Aim of the task ▸
Print exactly, and only, the lines running from the line containing "Read all visible content and emit it as JSON." through the end of the records below.

Working data ▸
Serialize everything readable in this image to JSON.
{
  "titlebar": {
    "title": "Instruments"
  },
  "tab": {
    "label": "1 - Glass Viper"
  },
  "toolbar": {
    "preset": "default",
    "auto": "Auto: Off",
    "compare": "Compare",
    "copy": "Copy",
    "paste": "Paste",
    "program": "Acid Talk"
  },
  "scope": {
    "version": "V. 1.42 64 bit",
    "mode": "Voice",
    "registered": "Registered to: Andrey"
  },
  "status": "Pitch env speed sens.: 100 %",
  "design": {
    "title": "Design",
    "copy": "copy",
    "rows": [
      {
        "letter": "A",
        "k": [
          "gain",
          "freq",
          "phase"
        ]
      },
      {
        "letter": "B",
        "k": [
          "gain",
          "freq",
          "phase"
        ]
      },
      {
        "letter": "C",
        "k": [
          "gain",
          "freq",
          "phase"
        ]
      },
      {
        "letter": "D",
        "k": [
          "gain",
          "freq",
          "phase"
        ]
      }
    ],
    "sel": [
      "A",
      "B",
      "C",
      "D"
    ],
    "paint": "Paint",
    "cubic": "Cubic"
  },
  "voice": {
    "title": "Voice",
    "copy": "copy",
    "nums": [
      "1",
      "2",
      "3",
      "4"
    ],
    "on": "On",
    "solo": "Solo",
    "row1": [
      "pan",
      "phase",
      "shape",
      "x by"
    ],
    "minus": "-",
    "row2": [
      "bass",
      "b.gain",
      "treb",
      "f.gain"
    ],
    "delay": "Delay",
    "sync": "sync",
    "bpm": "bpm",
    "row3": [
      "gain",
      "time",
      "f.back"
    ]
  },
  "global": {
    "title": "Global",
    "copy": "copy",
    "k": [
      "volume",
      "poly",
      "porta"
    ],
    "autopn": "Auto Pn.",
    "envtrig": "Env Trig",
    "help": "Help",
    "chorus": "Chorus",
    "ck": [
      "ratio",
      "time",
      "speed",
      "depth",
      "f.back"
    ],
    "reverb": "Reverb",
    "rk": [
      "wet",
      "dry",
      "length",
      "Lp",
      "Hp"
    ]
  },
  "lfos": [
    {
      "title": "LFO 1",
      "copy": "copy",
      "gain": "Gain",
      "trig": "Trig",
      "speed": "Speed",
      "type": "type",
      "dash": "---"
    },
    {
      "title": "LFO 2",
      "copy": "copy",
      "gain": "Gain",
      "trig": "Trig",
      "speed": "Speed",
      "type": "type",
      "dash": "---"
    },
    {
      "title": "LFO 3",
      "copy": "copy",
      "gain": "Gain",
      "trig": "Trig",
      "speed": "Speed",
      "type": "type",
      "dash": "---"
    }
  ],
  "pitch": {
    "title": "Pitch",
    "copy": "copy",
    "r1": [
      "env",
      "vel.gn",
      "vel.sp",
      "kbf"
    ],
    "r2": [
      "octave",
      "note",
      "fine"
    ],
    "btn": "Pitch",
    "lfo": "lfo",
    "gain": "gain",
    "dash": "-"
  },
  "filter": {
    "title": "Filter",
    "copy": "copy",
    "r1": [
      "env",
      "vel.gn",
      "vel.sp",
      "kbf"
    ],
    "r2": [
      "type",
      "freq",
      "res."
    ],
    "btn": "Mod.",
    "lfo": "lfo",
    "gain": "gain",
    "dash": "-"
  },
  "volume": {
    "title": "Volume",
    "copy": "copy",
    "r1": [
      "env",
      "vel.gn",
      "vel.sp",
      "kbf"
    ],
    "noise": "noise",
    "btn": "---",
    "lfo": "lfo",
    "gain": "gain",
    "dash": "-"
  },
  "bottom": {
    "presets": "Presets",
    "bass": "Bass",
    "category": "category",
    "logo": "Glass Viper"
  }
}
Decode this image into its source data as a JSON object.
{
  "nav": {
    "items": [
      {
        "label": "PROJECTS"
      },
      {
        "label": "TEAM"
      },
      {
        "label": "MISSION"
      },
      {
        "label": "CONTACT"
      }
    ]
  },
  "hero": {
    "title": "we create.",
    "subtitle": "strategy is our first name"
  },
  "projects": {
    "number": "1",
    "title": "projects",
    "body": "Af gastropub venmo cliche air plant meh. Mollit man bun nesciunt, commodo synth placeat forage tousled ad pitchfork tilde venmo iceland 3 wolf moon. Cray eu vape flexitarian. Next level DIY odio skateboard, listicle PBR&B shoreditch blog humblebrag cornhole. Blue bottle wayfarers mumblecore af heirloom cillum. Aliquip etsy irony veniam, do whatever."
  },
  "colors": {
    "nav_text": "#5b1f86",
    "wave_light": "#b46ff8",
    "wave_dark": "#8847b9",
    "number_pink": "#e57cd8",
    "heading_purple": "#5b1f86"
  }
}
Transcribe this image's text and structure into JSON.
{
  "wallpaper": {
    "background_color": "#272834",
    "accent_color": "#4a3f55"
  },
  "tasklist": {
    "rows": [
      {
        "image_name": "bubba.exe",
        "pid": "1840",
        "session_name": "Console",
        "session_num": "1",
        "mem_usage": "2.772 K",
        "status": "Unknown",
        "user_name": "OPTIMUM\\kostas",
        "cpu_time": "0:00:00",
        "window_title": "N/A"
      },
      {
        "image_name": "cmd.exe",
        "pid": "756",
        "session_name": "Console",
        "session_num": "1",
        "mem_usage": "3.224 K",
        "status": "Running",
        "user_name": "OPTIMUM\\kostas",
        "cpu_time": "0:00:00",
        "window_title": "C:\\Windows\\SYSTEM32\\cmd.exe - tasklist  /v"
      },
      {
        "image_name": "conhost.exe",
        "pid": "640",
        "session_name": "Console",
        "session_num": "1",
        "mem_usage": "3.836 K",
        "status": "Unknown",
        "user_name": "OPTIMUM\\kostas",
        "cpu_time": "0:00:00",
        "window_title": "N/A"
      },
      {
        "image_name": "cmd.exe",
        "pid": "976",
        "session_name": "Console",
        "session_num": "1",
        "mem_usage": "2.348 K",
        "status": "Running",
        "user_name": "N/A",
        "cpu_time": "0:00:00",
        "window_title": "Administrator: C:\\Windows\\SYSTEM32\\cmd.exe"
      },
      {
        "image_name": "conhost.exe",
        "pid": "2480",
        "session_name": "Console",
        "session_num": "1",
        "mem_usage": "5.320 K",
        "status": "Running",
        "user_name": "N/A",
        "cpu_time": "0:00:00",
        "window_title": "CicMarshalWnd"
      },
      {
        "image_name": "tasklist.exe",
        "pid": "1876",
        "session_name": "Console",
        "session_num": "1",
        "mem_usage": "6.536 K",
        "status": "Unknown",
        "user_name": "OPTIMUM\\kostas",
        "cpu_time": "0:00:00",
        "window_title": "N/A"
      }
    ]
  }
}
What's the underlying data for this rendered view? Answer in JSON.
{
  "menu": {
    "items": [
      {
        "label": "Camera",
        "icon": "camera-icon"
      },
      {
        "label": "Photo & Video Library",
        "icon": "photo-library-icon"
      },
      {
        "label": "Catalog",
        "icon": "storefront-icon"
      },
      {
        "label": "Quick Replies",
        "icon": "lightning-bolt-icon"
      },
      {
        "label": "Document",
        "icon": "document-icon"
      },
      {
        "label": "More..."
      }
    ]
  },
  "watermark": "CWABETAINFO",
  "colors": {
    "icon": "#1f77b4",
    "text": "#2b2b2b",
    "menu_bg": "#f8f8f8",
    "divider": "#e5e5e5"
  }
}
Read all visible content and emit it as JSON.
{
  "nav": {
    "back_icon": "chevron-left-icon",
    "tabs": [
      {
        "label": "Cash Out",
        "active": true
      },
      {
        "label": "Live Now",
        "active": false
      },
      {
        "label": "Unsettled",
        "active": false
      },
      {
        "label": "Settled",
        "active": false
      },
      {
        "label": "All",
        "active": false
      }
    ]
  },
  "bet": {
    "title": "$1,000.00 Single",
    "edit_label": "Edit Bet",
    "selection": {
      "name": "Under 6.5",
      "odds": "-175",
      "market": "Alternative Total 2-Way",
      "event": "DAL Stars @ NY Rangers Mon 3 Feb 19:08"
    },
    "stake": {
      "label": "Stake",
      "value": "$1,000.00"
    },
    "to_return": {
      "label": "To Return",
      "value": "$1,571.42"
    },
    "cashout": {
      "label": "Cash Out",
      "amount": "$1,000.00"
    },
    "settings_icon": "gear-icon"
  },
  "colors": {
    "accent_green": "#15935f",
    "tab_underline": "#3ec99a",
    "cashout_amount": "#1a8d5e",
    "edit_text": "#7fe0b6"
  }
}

Expected answer ▸
Read all visible content and emit it as JSON.
{
  "nav": {
    "back_icon": "chevron-left-icon",
    "tabs": [
      {
        "label": "Cash Out",
        "active": true
      },
      {
        "label": "Live Now",
        "active": false
      },
      {
        "label": "Unsettled",
        "active": false
      },
      {
        "label": "Settled",
        "active": false
      },
      {
        "label": "All",
        "active": false
      }
    ]
  },
  "bet": {
    "title": "$1,000.00 Single",
    "edit_label": "Edit Bet",
    "selection": {
      "name": "Under 6.5",
      "odds": "-175",
      "market": "Alternative Total 2-Way",
      "event": "DAL Stars @ NY Rangers Mon 3 Feb 19:08"
    },
    "stake": {
      "label": "Stake",
      "value": "$1,000.00"
    },
    "to_return": {
      "label": "To Return",
      "value": "$1,571.42"
    },
    "cashout": {
      "label": "Cash Out",
      "amount": "$1,000.00"
    },
    "settings_icon": "gear-icon"
  },
  "colors": {
    "accent_green": "#15935f",
    "tab_underline": "#3ec99a",
    "cashout_amount": "#1a8d5e",
    "edit_text": "#7fe0b6"
  }
}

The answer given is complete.